__To be done__
Reproduce everything in the data from the line containing "322, 37, 338]" down to the line containing "801, 780, 815]", including both of those lines, without changing anything.
── Listed entries
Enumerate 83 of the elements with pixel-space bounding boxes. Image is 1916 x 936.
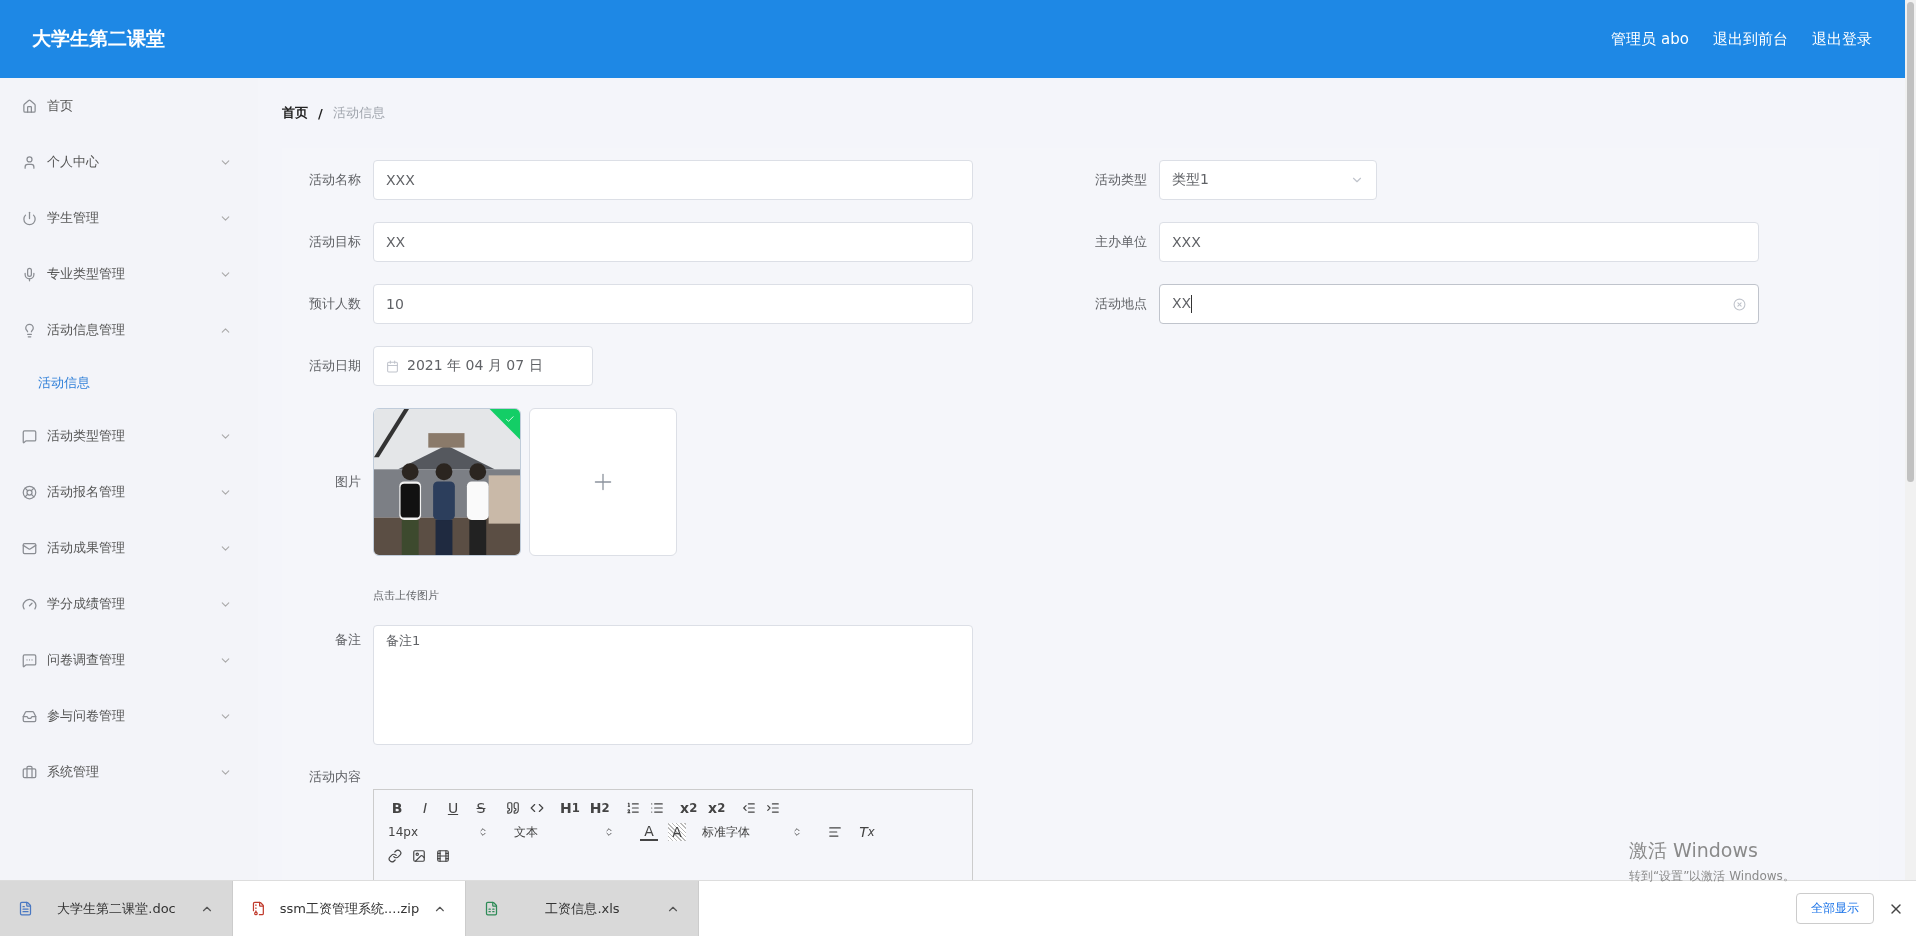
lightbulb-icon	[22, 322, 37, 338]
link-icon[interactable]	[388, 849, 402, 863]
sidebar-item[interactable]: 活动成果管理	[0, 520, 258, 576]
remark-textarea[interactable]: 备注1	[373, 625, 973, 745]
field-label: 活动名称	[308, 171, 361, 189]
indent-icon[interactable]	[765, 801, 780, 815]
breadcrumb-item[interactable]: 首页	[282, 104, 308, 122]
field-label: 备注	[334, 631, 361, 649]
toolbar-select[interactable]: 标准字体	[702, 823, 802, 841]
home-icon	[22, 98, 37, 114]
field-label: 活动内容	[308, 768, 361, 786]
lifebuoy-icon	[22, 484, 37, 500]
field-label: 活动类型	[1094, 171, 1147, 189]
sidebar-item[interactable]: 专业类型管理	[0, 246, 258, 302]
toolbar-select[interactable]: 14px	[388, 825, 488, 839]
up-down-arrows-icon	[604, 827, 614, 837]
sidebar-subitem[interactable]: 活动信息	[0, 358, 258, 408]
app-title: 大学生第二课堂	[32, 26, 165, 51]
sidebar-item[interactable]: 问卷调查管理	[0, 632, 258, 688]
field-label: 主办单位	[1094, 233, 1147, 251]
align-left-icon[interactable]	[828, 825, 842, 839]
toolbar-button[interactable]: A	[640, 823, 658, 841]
────
__Response__
lightbulb-icon	[22, 322, 37, 338]
link-icon[interactable]	[388, 849, 402, 863]
sidebar-item[interactable]: 活动成果管理	[0, 520, 258, 576]
remark-textarea[interactable]: 备注1	[373, 625, 973, 745]
field-label: 活动名称	[308, 171, 361, 189]
indent-icon[interactable]	[765, 801, 780, 815]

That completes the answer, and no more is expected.